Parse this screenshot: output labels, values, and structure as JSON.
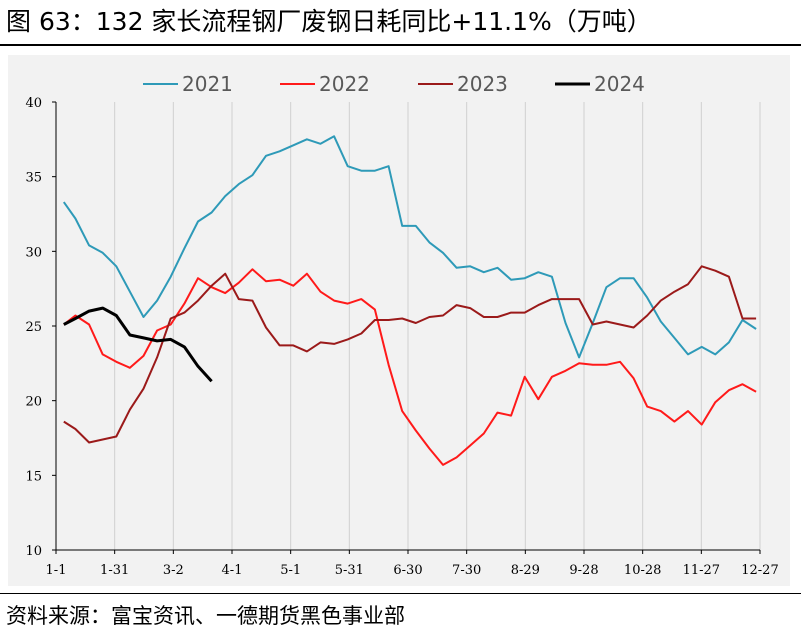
{
  "title": "图 63：132 家长流程钢厂废钢日耗同比+11.1%（万吨）",
  "source": "资料来源：富宝资讯、一德期货黑色事业部",
  "chart_data": {
    "type": "line",
    "x_ticks": [
      "1-1",
      "1-31",
      "3-2",
      "4-1",
      "5-1",
      "5-31",
      "6-30",
      "7-30",
      "8-29",
      "9-28",
      "10-28",
      "11-27",
      "12-27"
    ],
    "y_ticks": [
      "10",
      "15",
      "20",
      "25",
      "30",
      "35",
      "40"
    ],
    "ylim": [
      10,
      40
    ],
    "xlim": [
      1,
      363
    ],
    "grid": false,
    "vertical_separators": true,
    "legend_position": "top",
    "series": [
      {
        "name": "2021",
        "color": "#2e9ab8",
        "x": [
          5,
          11,
          18,
          25,
          32,
          39,
          46,
          53,
          60,
          67,
          74,
          81,
          88,
          95,
          102,
          109,
          116,
          123,
          130,
          137,
          144,
          151,
          158,
          165,
          172,
          179,
          186,
          193,
          200,
          207,
          214,
          221,
          228,
          235,
          242,
          249,
          256,
          263,
          270,
          277,
          284,
          291,
          298,
          305,
          312,
          319,
          326,
          333,
          340,
          347,
          354,
          361
        ],
        "values": [
          33.3,
          32.2,
          30.4,
          29.9,
          29.0,
          27.3,
          25.6,
          26.7,
          28.3,
          30.2,
          32.0,
          32.6,
          33.7,
          34.5,
          35.1,
          36.4,
          36.7,
          37.1,
          37.5,
          37.2,
          37.7,
          35.7,
          35.4,
          35.4,
          35.7,
          31.7,
          31.7,
          30.6,
          29.9,
          28.9,
          29.0,
          28.6,
          28.9,
          28.1,
          28.2,
          28.6,
          28.3,
          25.2,
          22.9,
          25.2,
          27.6,
          28.2,
          28.2,
          26.9,
          25.3,
          24.2,
          23.1,
          23.6,
          23.1,
          23.9,
          25.4,
          24.8
        ]
      },
      {
        "name": "2022",
        "color": "#ff1a1a",
        "x": [
          5,
          11,
          18,
          25,
          32,
          39,
          46,
          53,
          60,
          67,
          74,
          81,
          88,
          95,
          102,
          109,
          116,
          123,
          130,
          137,
          144,
          151,
          158,
          165,
          172,
          179,
          186,
          193,
          200,
          207,
          214,
          221,
          228,
          235,
          242,
          249,
          256,
          263,
          270,
          277,
          284,
          291,
          298,
          305,
          312,
          319,
          326,
          333,
          340,
          347,
          354,
          361
        ],
        "values": [
          25.1,
          25.7,
          25.1,
          23.1,
          22.6,
          22.2,
          23.0,
          24.7,
          25.1,
          26.5,
          28.2,
          27.6,
          27.2,
          27.9,
          28.8,
          28.0,
          28.1,
          27.7,
          28.5,
          27.3,
          26.7,
          26.5,
          26.8,
          26.1,
          22.4,
          19.3,
          18.0,
          16.8,
          15.7,
          16.2,
          17.0,
          17.8,
          19.2,
          19.0,
          21.6,
          20.1,
          21.6,
          22.0,
          22.5,
          22.4,
          22.4,
          22.6,
          21.5,
          19.6,
          19.3,
          18.6,
          19.3,
          18.4,
          19.9,
          20.7,
          21.1,
          20.6
        ]
      },
      {
        "name": "2023",
        "color": "#9b1a1a",
        "x": [
          5,
          11,
          18,
          25,
          32,
          39,
          46,
          53,
          60,
          67,
          74,
          81,
          88,
          95,
          102,
          109,
          116,
          123,
          130,
          137,
          144,
          151,
          158,
          165,
          172,
          179,
          186,
          193,
          200,
          207,
          214,
          221,
          228,
          235,
          242,
          249,
          256,
          263,
          270,
          277,
          284,
          291,
          298,
          305,
          312,
          319,
          326,
          333,
          340,
          347,
          354,
          361
        ],
        "values": [
          18.6,
          18.1,
          17.2,
          17.4,
          17.6,
          19.4,
          20.8,
          22.9,
          25.5,
          25.9,
          26.7,
          27.7,
          28.5,
          26.8,
          26.7,
          24.9,
          23.7,
          23.7,
          23.3,
          23.9,
          23.8,
          24.1,
          24.5,
          25.4,
          25.4,
          25.5,
          25.2,
          25.6,
          25.7,
          26.4,
          26.2,
          25.6,
          25.6,
          25.9,
          25.9,
          26.4,
          26.8,
          26.8,
          26.8,
          25.1,
          25.3,
          25.1,
          24.9,
          25.7,
          26.7,
          27.3,
          27.8,
          29.0,
          28.7,
          28.3,
          25.5,
          25.5
        ]
      },
      {
        "name": "2024",
        "color": "#000000",
        "x": [
          5,
          11,
          18,
          25,
          32,
          39,
          46,
          53,
          60,
          67,
          74,
          81
        ],
        "values": [
          25.1,
          25.5,
          26.0,
          26.2,
          25.7,
          24.4,
          24.2,
          24.0,
          24.1,
          23.6,
          22.3,
          21.3
        ]
      }
    ]
  }
}
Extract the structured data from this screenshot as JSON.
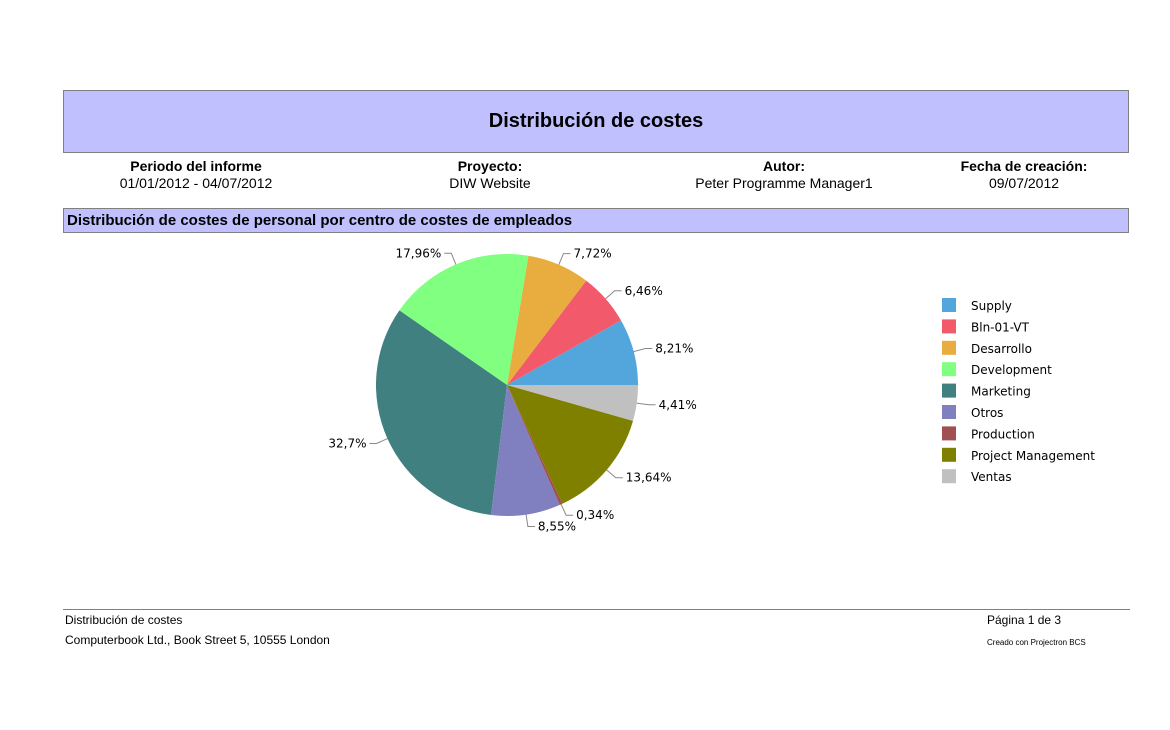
{
  "report": {
    "title": "Distribución de costes",
    "meta": [
      {
        "label": "Periodo del informe",
        "value": "01/01/2012 - 04/07/2012"
      },
      {
        "label": "Proyecto:",
        "value": "DIW Website"
      },
      {
        "label": "Autor:",
        "value": "Peter Programme Manager1"
      },
      {
        "label": "Fecha de creación:",
        "value": "09/07/2012"
      }
    ],
    "section_title": "Distribución de costes de personal por centro de costes de empleados"
  },
  "chart_data": {
    "type": "pie",
    "start_angle_deg": 0,
    "direction": "counterclockwise",
    "slices": [
      {
        "name": "Supply",
        "value": 8.21,
        "label": "8,21%",
        "color": "#52a6dc"
      },
      {
        "name": "Bln-01-VT",
        "value": 6.46,
        "label": "6,46%",
        "color": "#f25a6c"
      },
      {
        "name": "Desarrollo",
        "value": 7.72,
        "label": "7,72%",
        "color": "#e8ad3e"
      },
      {
        "name": "Development",
        "value": 17.96,
        "label": "17,96%",
        "color": "#80ff80"
      },
      {
        "name": "Marketing",
        "value": 32.7,
        "label": "32,7%",
        "color": "#408080"
      },
      {
        "name": "Otros",
        "value": 8.55,
        "label": "8,55%",
        "color": "#8080c0"
      },
      {
        "name": "Production",
        "value": 0.34,
        "label": "0,34%",
        "color": "#a05050"
      },
      {
        "name": "Project Management",
        "value": 13.64,
        "label": "13,64%",
        "color": "#808000"
      },
      {
        "name": "Ventas",
        "value": 4.41,
        "label": "4,41%",
        "color": "#c0c0c0"
      }
    ],
    "legend_position": "right"
  },
  "footer": {
    "left_top": "Distribución de costes",
    "left_bottom": "Computerbook Ltd., Book Street 5, 10555 London",
    "right_top": "Página 1 de 3",
    "right_bottom": "Creado con Projectron BCS"
  }
}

Problem statement: Gather up the lines containing the word "this" from these records and copy them.

Result of the task:
Parse this screenshot: output labels, values, and structure as JSON.
Extract the structured data from this screenshot as JSON.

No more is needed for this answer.